• REQUEST: Pull out every line below that holds the word "users".

• RAW DATA:
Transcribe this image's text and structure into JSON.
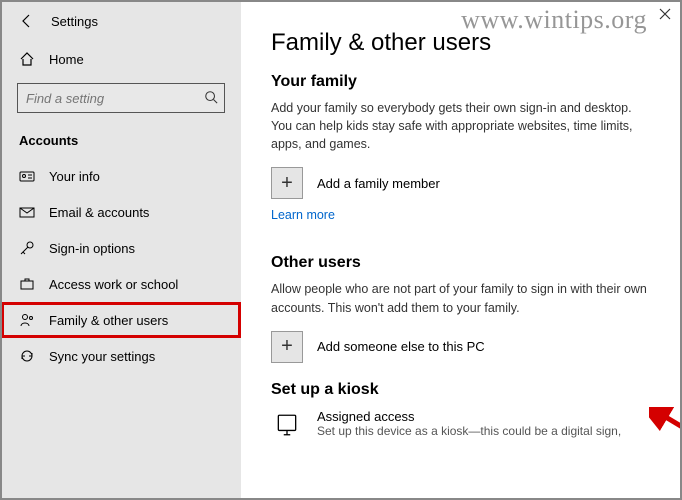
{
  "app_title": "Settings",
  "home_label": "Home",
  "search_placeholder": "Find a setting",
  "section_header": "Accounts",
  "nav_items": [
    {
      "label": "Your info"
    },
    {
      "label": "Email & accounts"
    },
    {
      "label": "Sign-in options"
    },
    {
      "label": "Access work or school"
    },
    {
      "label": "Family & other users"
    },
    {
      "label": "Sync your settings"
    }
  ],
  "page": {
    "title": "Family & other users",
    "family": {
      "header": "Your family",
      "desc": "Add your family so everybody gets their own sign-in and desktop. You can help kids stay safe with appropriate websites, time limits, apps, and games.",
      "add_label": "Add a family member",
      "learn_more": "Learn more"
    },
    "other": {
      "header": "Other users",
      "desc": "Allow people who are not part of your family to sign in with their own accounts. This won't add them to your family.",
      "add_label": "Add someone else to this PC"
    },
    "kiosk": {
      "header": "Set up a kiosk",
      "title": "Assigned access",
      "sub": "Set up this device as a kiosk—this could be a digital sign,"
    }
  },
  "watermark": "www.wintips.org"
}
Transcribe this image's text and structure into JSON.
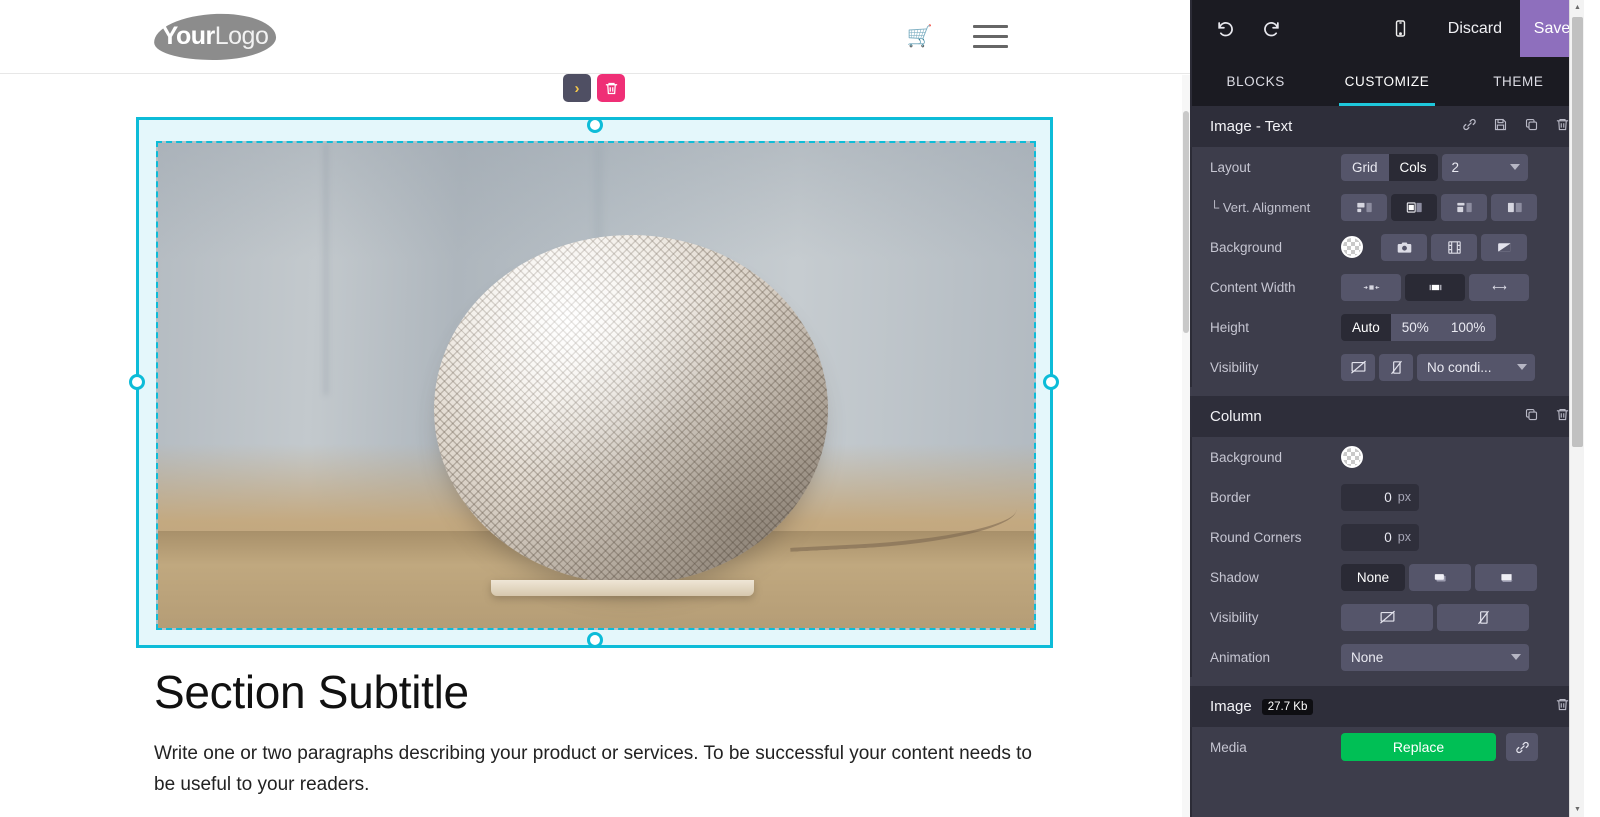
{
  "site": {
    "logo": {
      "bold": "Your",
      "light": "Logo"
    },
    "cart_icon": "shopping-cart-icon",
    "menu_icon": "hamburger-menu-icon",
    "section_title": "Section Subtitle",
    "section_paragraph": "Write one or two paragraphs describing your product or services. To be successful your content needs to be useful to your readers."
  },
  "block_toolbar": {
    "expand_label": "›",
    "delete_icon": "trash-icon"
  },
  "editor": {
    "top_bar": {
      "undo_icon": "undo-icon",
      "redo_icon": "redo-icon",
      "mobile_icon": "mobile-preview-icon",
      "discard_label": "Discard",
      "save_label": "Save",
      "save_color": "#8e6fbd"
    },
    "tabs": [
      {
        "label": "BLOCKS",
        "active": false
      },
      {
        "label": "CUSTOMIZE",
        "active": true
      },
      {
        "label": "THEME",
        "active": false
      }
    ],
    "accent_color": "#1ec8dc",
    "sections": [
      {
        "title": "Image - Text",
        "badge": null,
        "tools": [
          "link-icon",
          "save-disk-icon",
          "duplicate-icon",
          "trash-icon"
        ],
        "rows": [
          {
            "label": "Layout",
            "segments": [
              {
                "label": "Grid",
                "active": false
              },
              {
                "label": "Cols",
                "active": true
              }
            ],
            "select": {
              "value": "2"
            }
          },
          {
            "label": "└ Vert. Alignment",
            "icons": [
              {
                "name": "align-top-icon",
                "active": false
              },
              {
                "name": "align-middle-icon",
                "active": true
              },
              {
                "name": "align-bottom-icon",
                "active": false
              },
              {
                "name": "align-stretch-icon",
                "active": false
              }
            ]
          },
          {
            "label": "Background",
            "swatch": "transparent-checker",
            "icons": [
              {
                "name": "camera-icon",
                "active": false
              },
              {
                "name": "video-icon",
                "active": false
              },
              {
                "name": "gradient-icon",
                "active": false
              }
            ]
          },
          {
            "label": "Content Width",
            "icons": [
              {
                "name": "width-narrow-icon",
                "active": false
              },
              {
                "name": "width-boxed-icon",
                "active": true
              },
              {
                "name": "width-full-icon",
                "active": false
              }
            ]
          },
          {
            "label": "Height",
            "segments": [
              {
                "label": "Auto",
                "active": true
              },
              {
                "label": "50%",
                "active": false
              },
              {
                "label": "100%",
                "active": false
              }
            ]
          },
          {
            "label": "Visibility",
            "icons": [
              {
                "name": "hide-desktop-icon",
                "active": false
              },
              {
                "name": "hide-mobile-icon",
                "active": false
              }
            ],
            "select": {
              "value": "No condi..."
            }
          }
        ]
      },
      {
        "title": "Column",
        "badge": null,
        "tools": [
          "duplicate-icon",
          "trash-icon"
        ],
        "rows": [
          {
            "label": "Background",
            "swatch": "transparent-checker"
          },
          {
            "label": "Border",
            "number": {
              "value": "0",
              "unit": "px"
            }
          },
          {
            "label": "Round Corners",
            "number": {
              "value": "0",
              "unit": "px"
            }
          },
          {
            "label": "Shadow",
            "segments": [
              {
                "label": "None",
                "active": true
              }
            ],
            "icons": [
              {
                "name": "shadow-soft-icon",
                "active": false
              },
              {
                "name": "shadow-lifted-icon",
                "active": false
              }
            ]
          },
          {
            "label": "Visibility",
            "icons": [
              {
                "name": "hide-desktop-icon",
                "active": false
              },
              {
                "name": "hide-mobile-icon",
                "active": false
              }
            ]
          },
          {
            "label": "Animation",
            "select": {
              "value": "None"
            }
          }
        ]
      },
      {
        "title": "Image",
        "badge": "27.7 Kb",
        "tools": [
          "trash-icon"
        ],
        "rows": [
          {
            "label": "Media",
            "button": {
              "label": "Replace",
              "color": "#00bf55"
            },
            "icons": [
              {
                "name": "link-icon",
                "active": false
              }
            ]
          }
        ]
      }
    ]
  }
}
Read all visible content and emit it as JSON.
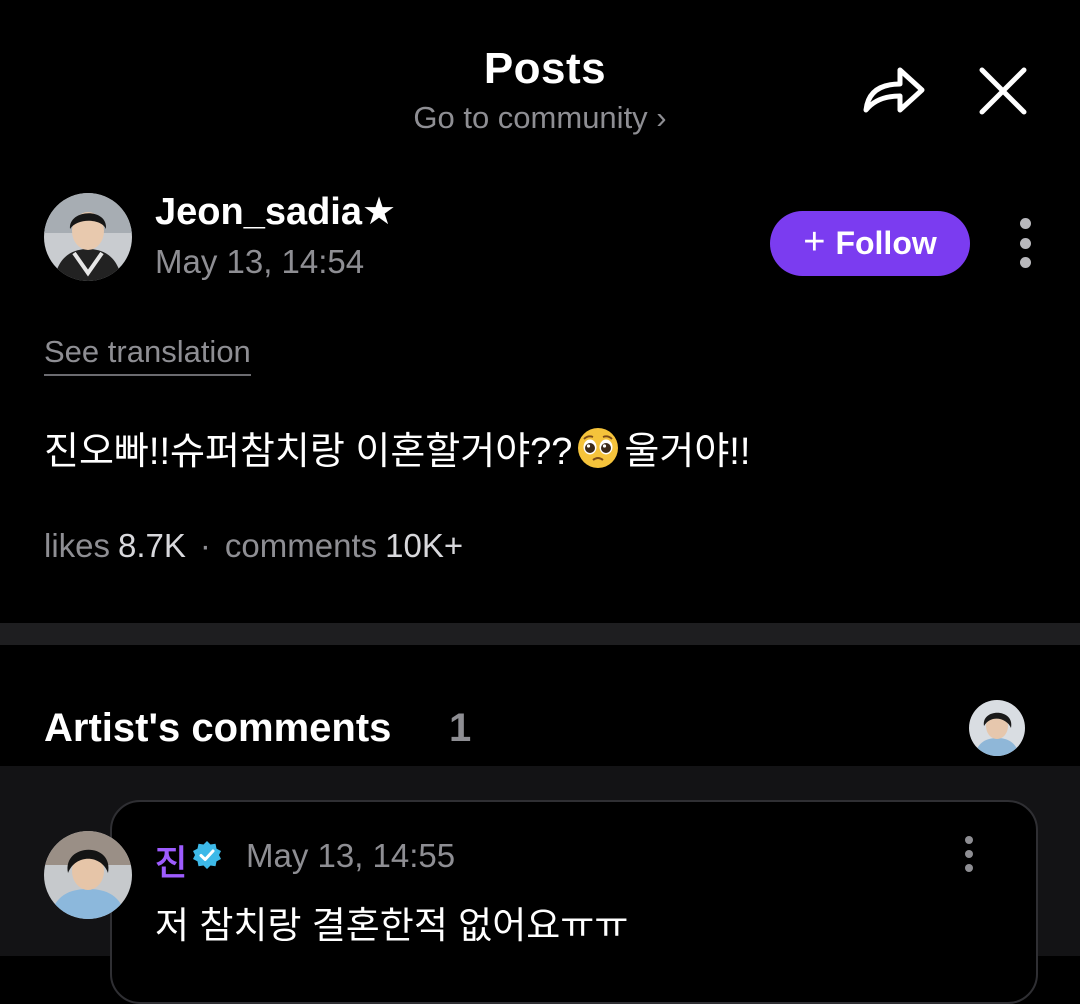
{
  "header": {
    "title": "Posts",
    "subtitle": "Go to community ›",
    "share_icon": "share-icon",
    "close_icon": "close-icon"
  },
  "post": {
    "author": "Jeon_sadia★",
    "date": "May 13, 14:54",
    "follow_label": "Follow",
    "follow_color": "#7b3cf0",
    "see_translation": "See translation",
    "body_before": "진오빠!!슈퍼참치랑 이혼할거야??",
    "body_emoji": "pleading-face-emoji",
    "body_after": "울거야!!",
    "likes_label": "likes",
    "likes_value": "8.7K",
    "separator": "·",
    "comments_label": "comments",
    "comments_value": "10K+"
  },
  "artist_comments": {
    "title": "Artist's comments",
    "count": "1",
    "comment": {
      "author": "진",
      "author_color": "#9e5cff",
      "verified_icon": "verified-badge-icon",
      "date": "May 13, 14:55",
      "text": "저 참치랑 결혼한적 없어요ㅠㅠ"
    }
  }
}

• SOLVED PROBLEM:
      "label": "Family & other users"
    "title": "Family & other users",
      "header": "Other users",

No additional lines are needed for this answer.